## Begin DATA FOR PROCESSING
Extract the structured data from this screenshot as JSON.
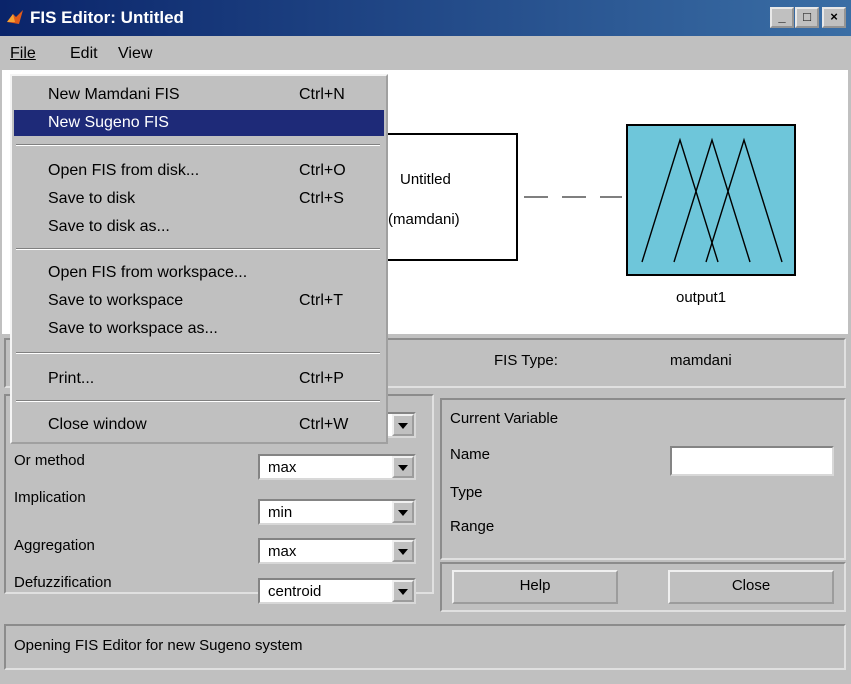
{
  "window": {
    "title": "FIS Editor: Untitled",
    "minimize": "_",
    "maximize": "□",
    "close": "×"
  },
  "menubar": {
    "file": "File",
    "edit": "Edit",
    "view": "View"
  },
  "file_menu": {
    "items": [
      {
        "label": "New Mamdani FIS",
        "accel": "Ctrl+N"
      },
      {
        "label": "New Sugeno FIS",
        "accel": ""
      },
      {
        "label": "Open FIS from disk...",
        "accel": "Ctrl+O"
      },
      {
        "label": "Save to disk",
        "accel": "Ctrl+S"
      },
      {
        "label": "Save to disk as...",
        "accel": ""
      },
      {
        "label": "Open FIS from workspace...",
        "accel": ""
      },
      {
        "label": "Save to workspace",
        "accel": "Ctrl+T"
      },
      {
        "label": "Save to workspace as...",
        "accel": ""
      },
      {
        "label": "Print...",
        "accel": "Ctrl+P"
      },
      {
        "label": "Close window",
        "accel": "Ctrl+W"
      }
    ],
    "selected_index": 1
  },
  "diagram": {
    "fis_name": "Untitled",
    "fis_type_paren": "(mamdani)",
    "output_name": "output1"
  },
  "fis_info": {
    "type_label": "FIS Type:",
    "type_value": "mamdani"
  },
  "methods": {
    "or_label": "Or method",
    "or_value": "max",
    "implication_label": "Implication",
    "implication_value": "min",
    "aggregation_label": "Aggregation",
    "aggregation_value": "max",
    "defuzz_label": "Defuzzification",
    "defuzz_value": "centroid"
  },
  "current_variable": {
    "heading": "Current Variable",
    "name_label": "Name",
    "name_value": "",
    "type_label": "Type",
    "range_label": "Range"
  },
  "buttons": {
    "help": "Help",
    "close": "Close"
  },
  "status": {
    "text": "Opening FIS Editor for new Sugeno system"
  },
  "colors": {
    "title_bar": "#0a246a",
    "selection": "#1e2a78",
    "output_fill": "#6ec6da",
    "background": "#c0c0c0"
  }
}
## End DATA FOR PROCESSING
## Begin DATA FOR PROCESSING
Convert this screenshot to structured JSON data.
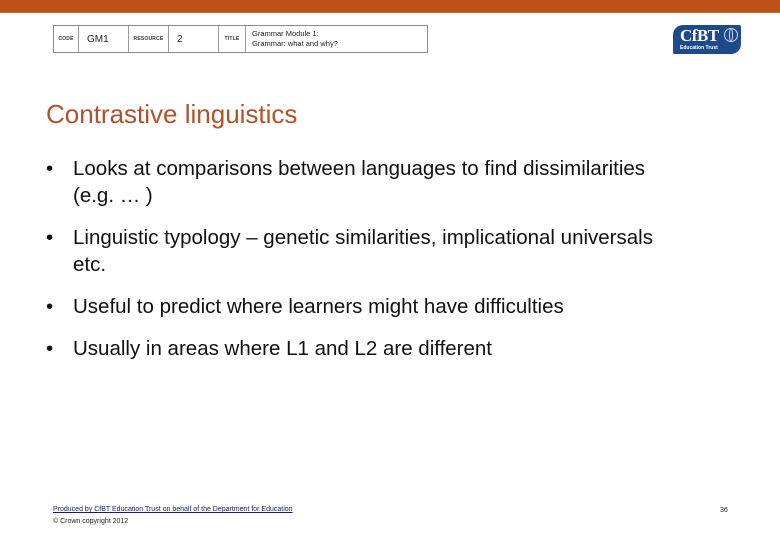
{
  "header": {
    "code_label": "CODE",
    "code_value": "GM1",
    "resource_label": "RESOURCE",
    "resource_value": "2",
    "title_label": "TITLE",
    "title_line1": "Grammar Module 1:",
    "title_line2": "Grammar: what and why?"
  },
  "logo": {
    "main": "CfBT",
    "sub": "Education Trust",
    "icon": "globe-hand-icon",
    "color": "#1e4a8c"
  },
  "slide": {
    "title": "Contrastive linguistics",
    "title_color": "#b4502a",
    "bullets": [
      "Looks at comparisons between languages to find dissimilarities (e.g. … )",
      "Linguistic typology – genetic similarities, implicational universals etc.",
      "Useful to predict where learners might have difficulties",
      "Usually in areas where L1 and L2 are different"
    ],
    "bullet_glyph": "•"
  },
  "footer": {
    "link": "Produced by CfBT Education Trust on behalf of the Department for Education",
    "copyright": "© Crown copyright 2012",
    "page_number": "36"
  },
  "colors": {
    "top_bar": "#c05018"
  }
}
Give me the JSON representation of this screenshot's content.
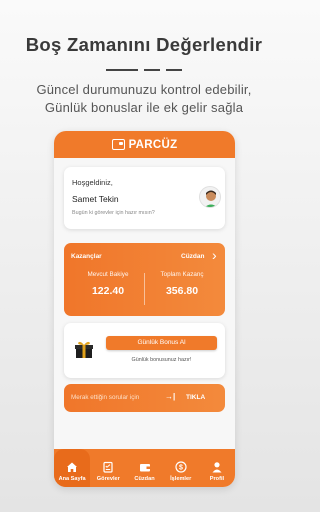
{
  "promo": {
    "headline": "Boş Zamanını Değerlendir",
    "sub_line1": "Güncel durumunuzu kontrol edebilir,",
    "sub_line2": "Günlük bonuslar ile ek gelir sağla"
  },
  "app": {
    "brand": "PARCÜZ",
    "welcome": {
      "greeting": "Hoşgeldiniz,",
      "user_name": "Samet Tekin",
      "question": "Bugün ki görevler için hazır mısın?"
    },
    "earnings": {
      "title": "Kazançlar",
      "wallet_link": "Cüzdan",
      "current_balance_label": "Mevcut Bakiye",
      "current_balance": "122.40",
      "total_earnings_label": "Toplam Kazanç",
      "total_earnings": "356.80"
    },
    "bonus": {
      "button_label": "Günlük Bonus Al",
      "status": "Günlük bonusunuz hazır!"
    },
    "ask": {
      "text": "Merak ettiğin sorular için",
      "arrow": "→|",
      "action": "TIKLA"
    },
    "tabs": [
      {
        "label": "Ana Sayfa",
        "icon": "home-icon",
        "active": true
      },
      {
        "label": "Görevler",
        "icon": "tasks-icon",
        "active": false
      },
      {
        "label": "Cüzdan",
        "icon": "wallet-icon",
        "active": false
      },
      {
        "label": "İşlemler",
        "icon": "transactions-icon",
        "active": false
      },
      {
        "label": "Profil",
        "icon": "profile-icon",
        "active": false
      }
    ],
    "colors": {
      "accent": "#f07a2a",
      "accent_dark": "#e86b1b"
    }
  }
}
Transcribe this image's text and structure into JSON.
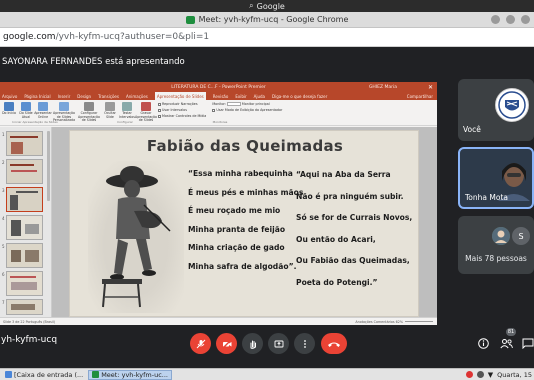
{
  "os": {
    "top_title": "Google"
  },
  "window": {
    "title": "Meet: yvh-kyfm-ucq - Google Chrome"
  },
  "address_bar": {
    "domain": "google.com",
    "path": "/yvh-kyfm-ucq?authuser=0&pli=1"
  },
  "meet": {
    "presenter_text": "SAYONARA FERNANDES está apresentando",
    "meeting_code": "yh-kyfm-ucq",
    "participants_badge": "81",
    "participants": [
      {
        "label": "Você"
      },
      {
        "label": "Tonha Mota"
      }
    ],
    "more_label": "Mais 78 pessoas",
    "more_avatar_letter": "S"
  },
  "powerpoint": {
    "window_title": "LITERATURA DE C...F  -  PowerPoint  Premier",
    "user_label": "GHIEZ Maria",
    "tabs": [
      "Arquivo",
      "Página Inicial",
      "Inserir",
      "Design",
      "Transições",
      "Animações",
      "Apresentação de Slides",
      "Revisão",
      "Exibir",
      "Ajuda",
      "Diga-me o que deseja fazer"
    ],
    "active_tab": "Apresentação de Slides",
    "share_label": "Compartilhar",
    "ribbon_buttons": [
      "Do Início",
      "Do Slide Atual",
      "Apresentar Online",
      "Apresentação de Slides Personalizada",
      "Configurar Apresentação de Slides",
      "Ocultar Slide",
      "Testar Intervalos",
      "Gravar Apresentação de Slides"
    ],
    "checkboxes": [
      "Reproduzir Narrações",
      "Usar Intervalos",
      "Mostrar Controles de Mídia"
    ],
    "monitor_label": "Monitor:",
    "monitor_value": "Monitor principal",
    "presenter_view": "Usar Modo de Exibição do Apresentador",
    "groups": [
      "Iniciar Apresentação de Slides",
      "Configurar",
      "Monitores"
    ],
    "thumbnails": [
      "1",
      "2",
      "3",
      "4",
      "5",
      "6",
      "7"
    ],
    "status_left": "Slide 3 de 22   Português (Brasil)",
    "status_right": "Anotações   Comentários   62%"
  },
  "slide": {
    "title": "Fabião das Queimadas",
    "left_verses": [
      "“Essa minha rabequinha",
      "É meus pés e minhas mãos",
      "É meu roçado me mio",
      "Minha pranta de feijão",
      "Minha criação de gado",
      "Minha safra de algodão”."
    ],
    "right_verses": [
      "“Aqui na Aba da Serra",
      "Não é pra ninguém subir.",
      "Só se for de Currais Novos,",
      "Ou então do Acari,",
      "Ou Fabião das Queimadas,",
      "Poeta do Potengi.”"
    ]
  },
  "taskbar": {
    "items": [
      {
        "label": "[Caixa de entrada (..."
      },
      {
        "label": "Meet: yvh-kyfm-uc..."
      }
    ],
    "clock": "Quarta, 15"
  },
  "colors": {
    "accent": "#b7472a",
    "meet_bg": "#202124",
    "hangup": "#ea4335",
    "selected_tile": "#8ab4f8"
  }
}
## End DATA FOR PROCESSING
## Begin DATA FOR PROCESSING
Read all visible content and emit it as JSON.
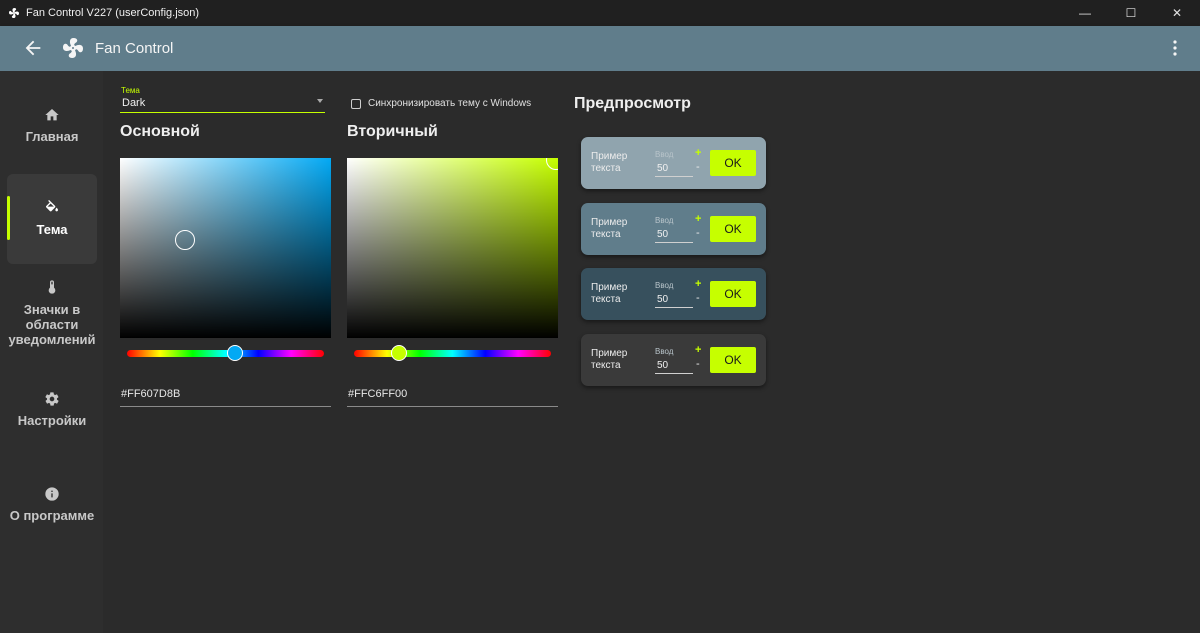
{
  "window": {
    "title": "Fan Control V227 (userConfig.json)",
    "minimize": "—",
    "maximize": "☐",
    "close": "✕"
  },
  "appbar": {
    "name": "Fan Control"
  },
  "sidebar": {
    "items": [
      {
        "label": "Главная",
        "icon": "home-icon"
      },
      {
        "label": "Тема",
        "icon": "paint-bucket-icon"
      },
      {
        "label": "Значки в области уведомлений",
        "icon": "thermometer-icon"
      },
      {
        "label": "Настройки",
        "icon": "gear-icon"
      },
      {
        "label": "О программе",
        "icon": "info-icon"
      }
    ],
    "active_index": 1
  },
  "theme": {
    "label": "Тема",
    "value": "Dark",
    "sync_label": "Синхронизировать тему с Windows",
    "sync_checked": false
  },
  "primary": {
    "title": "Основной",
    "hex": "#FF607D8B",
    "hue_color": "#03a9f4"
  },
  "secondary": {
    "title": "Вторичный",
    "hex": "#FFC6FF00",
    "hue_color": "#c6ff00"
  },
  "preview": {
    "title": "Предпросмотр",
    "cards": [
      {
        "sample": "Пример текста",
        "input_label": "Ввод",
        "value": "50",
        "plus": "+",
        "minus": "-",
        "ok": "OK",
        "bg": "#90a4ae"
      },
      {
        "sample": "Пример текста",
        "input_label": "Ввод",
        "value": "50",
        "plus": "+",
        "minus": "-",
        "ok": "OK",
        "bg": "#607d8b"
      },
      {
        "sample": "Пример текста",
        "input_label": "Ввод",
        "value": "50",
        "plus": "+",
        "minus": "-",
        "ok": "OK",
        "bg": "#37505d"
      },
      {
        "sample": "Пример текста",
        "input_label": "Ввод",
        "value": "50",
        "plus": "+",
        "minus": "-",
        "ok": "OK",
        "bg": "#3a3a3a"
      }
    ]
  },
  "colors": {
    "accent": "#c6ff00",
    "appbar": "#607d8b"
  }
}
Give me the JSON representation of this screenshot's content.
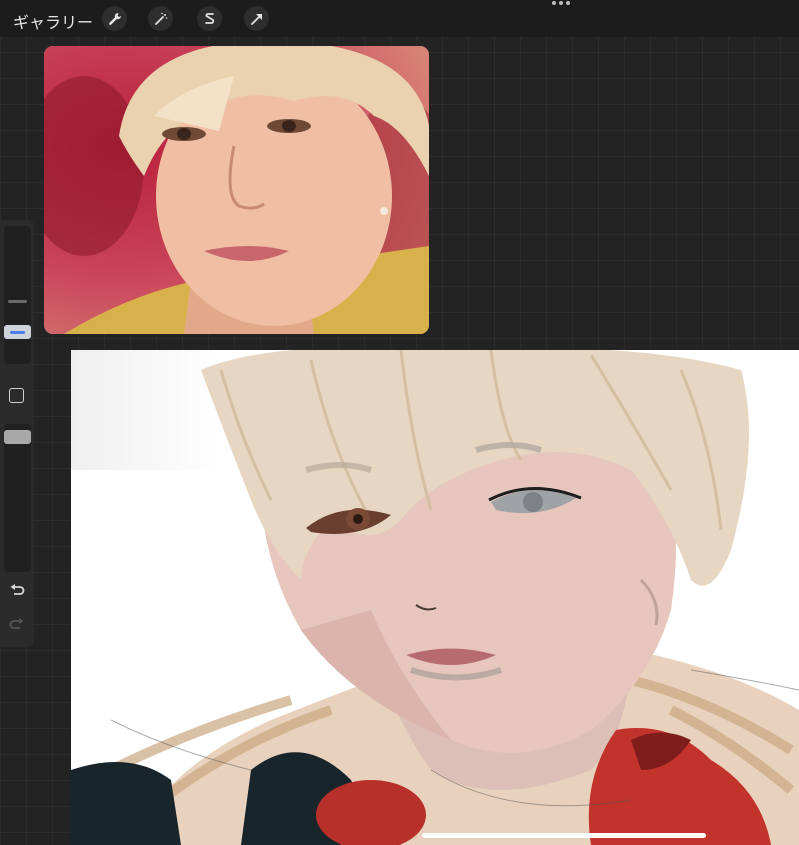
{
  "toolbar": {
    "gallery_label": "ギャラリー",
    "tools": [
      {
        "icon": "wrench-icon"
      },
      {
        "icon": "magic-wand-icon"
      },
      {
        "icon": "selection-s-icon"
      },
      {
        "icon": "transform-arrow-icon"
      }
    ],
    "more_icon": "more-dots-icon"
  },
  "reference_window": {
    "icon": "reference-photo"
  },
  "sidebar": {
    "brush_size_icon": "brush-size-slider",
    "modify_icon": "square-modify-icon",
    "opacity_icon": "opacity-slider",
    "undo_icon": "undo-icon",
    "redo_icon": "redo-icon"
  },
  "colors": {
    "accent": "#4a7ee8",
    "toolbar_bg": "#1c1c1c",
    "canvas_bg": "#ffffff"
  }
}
## End DATA FOR PROCESSING
EXERCISE –
Above are the entries; count how many of their lines contain the word "screenshot" and give only that number.

EXERCISE SOLUTION –
4